[Recorded data]

********************

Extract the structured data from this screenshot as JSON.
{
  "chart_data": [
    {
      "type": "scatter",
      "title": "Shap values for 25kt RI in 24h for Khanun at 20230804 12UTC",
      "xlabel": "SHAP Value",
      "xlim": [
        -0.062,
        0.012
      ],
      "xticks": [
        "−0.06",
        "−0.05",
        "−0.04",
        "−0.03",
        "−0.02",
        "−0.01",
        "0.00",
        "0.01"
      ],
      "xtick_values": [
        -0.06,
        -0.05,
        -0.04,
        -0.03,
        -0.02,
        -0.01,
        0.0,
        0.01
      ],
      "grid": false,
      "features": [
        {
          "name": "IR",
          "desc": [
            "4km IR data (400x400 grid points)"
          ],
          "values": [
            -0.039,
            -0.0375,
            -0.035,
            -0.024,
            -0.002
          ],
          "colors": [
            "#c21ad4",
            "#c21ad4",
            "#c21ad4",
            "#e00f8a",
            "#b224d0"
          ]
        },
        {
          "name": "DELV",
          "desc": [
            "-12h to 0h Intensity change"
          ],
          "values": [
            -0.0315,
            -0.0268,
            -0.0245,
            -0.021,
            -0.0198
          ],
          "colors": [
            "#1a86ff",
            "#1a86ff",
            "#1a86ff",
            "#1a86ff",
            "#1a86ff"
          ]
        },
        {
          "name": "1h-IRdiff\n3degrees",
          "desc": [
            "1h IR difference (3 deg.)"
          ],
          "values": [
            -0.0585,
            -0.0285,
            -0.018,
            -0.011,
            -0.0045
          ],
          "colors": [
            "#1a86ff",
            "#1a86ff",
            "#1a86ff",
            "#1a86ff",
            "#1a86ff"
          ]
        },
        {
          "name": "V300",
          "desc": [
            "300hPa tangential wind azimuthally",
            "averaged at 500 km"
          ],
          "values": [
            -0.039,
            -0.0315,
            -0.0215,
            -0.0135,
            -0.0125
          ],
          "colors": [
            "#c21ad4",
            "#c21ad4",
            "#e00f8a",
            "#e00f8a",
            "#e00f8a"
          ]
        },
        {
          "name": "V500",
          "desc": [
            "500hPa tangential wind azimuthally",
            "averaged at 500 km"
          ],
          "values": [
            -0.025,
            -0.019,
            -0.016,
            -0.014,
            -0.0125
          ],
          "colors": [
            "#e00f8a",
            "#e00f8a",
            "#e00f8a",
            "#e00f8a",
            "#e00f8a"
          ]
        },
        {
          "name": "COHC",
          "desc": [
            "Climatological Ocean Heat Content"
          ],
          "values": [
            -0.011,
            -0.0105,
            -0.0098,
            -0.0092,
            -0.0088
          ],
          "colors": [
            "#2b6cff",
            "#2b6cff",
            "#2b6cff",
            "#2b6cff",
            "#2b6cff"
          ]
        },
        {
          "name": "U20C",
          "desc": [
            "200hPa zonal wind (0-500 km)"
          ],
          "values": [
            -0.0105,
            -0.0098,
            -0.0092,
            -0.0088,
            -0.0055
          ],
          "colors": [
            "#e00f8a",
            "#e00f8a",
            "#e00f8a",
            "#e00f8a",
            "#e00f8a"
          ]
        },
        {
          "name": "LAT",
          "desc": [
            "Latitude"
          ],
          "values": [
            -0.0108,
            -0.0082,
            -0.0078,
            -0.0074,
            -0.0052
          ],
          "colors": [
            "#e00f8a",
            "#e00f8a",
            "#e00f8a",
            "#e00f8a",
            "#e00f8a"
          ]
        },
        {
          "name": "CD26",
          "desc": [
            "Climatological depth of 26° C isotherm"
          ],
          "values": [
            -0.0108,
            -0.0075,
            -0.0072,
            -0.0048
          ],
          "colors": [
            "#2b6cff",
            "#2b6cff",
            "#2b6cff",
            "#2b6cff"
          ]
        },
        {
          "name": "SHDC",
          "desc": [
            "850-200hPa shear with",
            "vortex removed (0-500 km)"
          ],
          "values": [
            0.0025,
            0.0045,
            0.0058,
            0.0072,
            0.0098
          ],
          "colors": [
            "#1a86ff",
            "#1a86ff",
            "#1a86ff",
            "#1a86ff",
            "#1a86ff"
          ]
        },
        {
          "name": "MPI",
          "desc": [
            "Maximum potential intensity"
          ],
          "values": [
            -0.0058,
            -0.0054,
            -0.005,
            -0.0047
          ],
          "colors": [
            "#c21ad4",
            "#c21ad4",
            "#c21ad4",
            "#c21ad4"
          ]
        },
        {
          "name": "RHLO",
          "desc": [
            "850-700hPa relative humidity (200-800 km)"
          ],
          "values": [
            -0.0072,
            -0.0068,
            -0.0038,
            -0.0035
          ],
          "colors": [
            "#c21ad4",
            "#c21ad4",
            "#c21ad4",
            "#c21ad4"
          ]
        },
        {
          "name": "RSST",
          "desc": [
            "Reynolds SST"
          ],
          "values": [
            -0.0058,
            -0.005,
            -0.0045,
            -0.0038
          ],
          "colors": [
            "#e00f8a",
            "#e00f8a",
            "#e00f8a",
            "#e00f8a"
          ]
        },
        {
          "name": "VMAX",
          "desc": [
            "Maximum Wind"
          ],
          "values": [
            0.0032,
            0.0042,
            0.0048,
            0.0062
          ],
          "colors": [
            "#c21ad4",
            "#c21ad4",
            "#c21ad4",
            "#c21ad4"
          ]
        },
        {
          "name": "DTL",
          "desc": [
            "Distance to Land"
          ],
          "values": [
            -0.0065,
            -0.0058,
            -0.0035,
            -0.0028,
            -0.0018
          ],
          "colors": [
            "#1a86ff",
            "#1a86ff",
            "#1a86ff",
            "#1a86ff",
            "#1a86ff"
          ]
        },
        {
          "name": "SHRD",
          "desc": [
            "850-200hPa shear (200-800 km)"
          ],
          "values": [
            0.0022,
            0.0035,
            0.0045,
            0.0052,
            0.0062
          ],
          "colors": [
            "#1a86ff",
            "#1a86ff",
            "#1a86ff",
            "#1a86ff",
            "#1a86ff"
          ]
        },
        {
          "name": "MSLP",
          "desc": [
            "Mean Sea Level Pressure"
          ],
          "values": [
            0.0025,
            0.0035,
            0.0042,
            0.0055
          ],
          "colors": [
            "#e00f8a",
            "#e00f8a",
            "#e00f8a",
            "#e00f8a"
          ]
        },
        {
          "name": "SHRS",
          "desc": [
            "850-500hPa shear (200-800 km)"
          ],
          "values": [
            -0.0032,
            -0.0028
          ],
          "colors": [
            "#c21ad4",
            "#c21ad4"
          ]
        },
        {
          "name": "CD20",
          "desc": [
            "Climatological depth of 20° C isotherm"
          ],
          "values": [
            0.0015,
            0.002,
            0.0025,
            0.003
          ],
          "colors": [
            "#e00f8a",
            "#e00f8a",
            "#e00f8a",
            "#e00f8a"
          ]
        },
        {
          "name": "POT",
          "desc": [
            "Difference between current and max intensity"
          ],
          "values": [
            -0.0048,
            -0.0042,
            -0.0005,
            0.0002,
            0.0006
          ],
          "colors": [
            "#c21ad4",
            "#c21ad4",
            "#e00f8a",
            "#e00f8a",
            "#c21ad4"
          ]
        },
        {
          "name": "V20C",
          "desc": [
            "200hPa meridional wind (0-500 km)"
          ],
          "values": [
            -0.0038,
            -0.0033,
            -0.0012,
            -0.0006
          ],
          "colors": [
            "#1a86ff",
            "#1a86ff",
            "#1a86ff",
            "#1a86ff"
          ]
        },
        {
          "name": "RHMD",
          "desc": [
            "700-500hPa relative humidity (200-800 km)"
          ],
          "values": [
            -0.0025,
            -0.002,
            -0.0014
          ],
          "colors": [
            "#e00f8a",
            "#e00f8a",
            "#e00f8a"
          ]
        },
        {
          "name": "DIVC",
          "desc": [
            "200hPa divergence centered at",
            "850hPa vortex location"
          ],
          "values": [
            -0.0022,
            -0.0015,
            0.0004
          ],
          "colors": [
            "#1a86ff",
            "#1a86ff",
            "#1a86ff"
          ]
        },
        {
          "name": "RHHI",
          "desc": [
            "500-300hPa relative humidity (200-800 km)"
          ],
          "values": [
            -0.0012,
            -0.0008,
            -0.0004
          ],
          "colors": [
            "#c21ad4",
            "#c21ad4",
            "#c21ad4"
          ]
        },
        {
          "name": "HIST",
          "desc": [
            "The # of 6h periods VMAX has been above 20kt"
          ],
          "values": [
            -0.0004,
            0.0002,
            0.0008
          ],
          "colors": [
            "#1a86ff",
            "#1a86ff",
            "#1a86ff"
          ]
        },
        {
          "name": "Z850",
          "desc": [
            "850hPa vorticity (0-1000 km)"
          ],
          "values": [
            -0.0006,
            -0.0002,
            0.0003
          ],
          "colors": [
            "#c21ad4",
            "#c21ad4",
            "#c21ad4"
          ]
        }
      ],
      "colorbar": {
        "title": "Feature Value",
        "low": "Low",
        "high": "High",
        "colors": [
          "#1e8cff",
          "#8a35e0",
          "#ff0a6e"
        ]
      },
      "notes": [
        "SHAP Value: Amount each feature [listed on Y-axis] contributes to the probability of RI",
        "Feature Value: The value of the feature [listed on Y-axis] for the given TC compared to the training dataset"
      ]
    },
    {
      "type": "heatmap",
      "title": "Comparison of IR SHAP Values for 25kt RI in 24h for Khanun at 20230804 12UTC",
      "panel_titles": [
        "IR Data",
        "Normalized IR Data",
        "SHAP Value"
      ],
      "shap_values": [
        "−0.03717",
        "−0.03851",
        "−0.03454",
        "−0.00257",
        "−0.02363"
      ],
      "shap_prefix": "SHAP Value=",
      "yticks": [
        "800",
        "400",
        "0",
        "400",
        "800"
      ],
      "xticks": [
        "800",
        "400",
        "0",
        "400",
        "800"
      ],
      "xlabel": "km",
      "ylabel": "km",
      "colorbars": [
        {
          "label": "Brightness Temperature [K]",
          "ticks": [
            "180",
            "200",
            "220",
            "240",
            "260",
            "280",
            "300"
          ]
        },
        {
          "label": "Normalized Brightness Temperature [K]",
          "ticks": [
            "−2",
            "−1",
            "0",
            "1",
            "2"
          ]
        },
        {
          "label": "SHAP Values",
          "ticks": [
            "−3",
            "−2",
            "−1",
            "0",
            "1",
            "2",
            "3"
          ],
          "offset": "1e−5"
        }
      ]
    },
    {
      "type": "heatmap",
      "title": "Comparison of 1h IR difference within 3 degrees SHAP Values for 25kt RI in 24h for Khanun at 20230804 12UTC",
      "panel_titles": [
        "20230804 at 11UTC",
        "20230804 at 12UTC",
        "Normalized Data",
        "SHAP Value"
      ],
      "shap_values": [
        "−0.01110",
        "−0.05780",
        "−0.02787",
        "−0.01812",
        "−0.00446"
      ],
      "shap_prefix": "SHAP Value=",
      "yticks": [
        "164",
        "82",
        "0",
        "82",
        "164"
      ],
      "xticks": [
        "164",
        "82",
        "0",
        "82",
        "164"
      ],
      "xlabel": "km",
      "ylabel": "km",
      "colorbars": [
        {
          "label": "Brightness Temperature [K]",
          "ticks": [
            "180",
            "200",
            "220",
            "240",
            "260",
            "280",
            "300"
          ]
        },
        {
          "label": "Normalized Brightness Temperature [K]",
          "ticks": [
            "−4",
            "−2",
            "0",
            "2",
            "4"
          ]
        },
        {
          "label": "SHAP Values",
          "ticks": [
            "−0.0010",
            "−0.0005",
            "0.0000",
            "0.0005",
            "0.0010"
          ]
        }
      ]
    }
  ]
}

********************

Task instructions: Find and copy every line in the entries above where the string "relative" occurs.

Full answer:
            "850-700hPa relative humidity (200-800 km)"
            "700-500hPa relative humidity (200-800 km)"
            "500-300hPa relative humidity (200-800 km)"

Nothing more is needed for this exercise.